What is required: Extract every line that contains the word "Type".
#### Supplied records ####
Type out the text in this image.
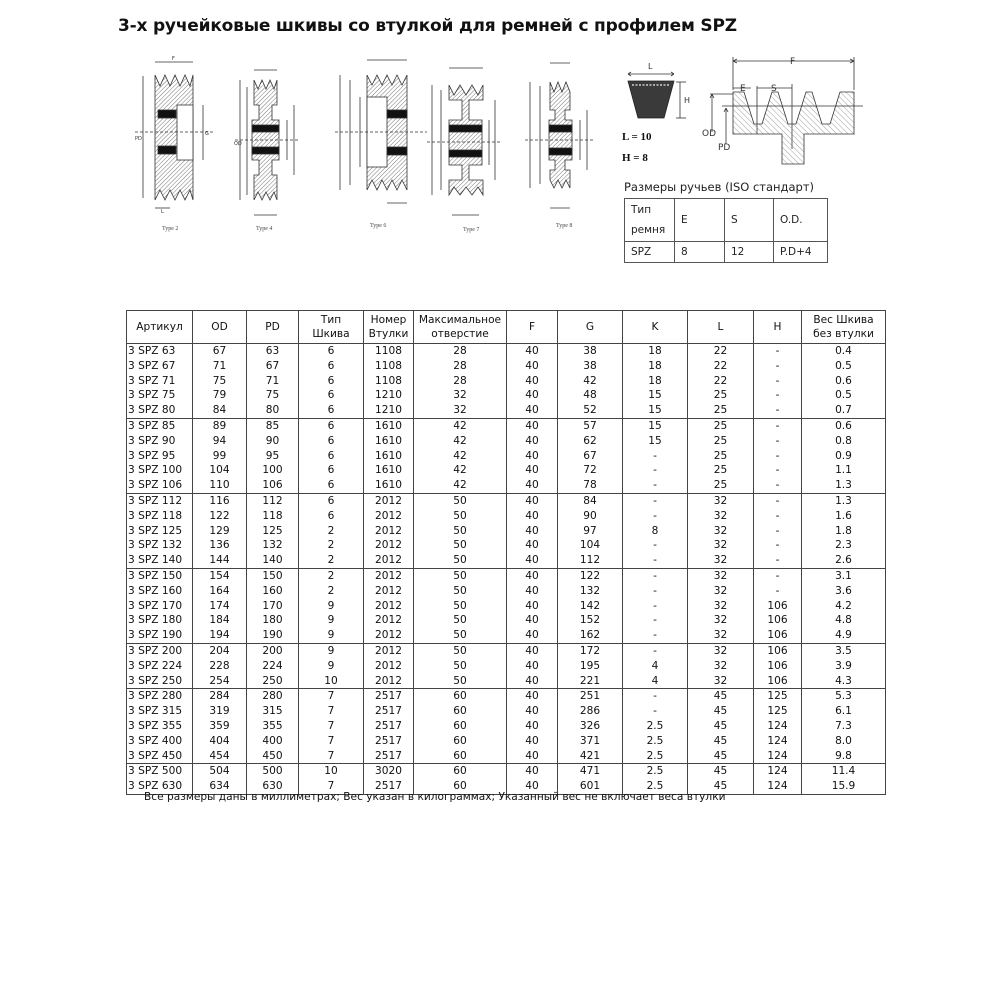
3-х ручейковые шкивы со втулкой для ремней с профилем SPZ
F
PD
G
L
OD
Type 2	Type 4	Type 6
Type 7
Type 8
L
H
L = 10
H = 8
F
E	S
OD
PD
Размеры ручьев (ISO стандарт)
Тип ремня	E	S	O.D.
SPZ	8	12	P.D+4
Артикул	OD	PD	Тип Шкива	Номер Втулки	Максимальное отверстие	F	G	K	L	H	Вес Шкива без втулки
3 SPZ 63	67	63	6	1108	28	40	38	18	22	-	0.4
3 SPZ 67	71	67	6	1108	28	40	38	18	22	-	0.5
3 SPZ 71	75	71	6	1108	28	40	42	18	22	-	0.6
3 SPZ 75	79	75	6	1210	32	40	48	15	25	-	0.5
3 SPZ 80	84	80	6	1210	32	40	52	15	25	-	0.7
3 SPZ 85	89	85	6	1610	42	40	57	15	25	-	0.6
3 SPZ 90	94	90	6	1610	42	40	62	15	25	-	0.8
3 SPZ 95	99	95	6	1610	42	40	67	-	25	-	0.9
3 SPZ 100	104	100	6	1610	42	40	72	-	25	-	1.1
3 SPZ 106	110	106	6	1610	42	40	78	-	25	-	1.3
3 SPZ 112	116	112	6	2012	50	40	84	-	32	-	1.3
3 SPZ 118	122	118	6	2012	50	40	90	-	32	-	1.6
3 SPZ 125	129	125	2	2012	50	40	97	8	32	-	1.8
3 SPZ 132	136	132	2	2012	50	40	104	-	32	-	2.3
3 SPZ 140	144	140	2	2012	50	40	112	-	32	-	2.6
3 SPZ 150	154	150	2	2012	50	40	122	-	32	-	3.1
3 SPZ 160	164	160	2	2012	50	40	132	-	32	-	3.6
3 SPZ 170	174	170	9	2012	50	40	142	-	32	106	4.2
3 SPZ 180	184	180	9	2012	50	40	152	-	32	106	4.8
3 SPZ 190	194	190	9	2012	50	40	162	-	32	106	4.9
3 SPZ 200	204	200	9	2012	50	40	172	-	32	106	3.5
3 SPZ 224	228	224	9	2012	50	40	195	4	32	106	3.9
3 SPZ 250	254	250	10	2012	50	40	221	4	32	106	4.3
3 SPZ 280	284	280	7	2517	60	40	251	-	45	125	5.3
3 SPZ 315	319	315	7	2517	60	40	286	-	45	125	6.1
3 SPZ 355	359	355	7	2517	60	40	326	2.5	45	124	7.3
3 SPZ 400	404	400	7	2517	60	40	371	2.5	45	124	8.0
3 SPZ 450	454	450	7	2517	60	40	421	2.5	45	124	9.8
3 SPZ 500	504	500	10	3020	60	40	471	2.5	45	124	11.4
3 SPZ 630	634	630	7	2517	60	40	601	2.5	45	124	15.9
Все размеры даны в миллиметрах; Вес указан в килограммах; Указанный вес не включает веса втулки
####
#### Supplied records ####
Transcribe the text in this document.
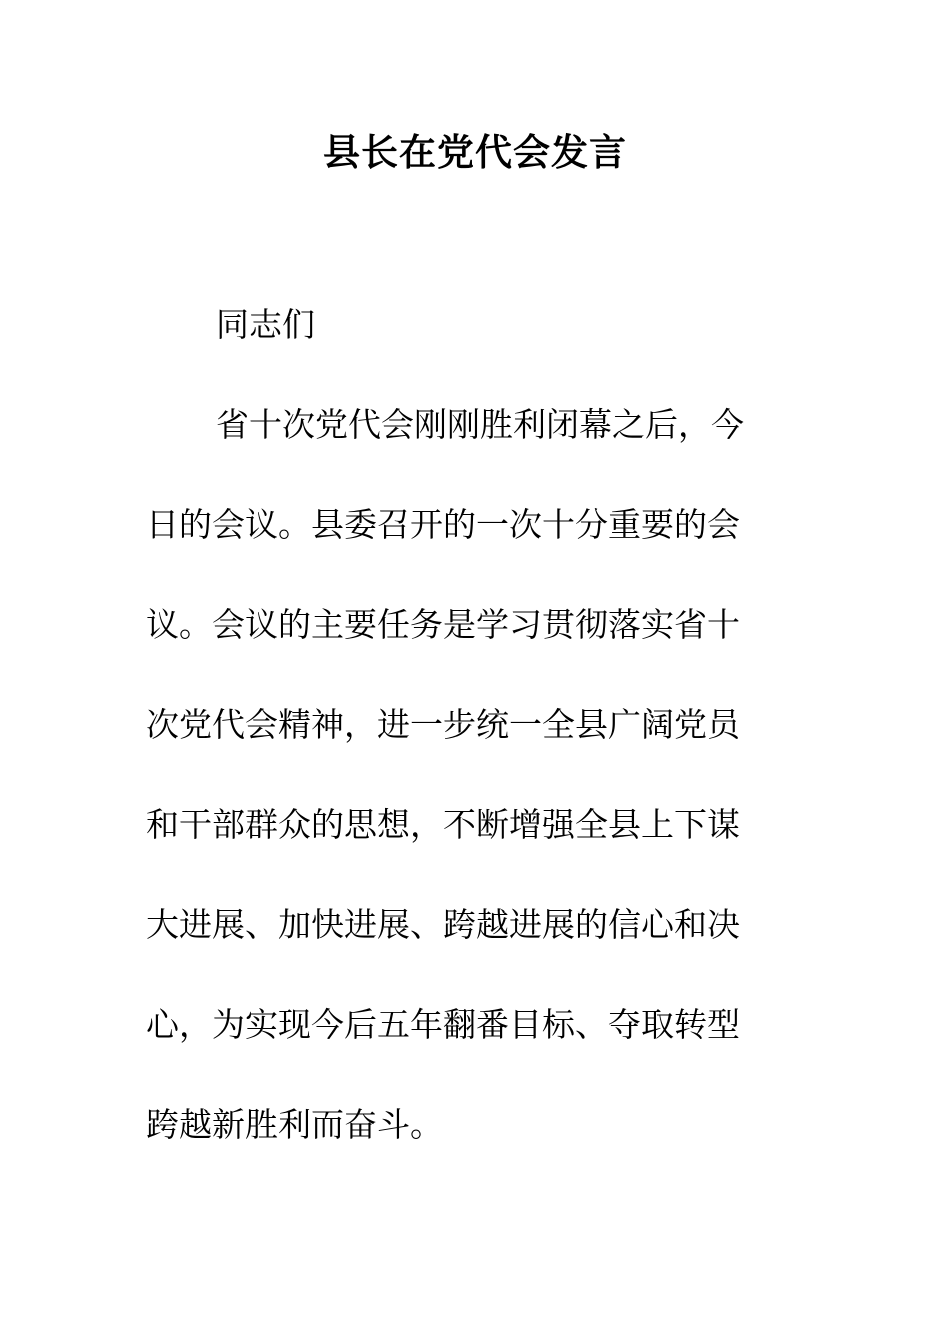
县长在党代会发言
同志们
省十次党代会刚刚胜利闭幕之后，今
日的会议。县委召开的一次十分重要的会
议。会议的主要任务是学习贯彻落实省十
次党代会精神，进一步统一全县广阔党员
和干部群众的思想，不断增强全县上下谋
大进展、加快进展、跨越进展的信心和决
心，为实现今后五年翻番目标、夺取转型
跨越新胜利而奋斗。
####
#### Supplied records ####
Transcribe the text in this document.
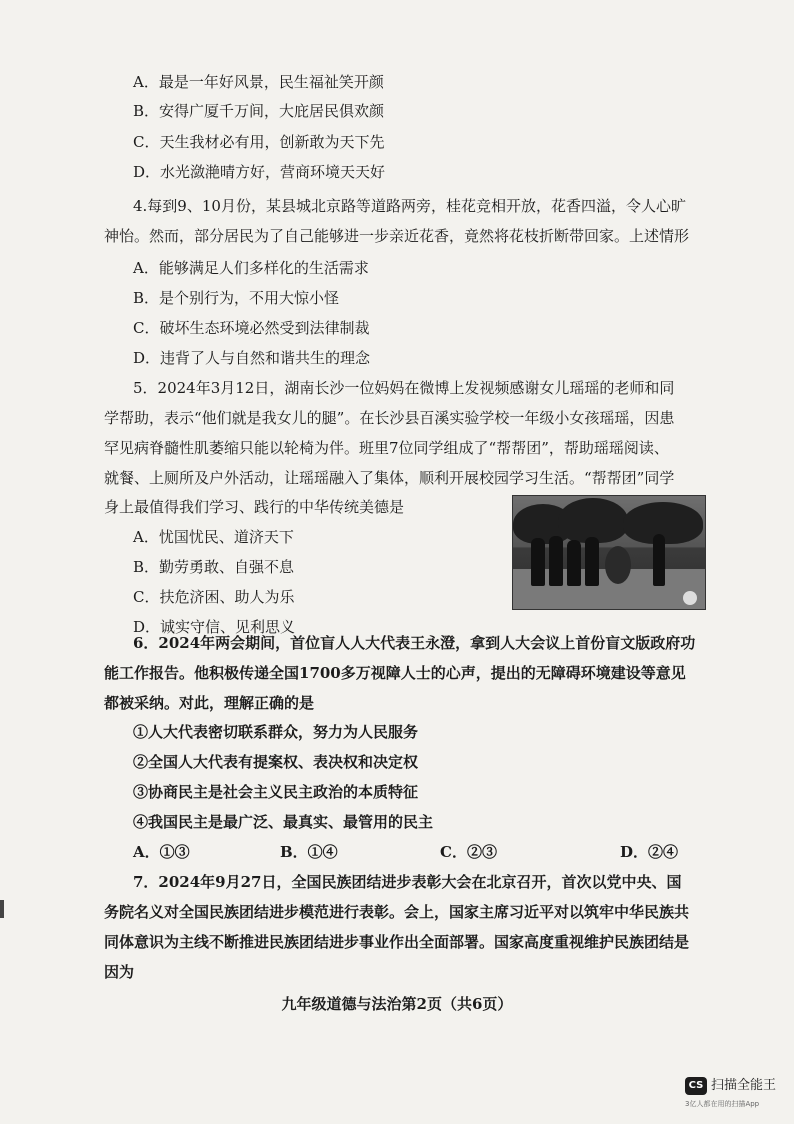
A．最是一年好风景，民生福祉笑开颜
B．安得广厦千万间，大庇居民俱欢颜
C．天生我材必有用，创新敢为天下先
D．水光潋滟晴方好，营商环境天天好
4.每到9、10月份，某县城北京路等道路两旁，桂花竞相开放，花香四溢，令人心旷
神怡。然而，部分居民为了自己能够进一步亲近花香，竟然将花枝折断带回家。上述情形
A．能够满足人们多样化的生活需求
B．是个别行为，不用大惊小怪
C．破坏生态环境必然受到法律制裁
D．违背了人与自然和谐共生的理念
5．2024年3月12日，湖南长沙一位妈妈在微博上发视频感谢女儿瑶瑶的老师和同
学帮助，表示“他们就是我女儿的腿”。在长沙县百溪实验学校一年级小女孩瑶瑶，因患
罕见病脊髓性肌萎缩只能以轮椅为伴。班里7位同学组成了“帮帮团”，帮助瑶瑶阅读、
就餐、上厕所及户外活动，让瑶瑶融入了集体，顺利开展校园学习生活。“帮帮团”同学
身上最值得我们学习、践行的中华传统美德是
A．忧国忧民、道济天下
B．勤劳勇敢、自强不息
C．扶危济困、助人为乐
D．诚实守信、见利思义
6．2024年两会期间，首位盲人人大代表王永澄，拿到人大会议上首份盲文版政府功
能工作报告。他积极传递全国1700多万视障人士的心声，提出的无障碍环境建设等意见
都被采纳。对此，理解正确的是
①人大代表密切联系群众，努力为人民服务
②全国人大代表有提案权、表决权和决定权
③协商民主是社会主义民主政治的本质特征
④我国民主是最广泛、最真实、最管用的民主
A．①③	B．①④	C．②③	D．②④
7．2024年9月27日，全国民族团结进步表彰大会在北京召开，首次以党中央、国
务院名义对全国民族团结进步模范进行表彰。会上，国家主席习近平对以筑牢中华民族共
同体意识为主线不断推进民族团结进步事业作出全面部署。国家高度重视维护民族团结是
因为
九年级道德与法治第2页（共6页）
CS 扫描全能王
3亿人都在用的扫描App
####
Solution:
Type out the text in this image.
Type 2	Type 4	Type 6
Type 7
Type 8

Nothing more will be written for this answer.